= Objective =
Reproduce the records below exactly as they appear, omitting any pictures they contain.
------ Data supplied ------
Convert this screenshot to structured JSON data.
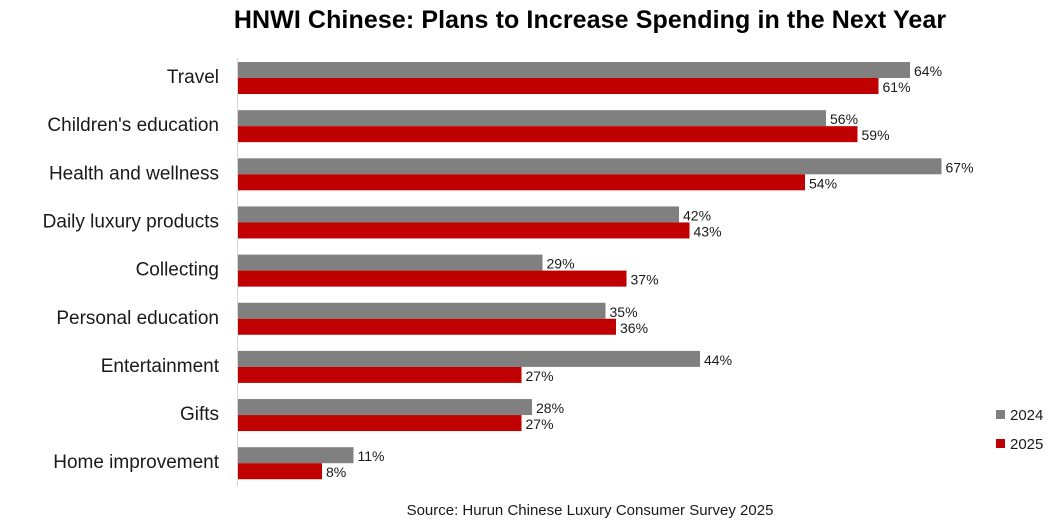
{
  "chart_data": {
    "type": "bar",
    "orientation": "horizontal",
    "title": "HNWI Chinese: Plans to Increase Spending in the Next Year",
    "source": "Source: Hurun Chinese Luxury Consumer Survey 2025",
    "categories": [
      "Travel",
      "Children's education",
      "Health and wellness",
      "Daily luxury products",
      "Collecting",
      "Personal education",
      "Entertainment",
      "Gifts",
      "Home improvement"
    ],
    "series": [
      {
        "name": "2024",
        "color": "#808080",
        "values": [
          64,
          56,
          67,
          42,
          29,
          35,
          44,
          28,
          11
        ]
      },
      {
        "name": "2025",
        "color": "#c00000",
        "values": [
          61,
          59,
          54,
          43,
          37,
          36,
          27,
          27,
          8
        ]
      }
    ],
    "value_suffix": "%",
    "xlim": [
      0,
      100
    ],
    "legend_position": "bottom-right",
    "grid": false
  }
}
------
= Task answer =
Convert this screenshot to structured JSON data.
{
  "chart_data": {
    "type": "bar",
    "orientation": "horizontal",
    "title": "HNWI Chinese: Plans to Increase Spending in the Next Year",
    "source": "Source: Hurun Chinese Luxury Consumer Survey 2025",
    "categories": [
      "Travel",
      "Children's education",
      "Health and wellness",
      "Daily luxury products",
      "Collecting",
      "Personal education",
      "Entertainment",
      "Gifts",
      "Home improvement"
    ],
    "series": [
      {
        "name": "2024",
        "color": "#808080",
        "values": [
          64,
          56,
          67,
          42,
          29,
          35,
          44,
          28,
          11
        ]
      },
      {
        "name": "2025",
        "color": "#c00000",
        "values": [
          61,
          59,
          54,
          43,
          37,
          36,
          27,
          27,
          8
        ]
      }
    ],
    "value_suffix": "%",
    "xlim": [
      0,
      100
    ],
    "legend_position": "bottom-right",
    "grid": false
  }
}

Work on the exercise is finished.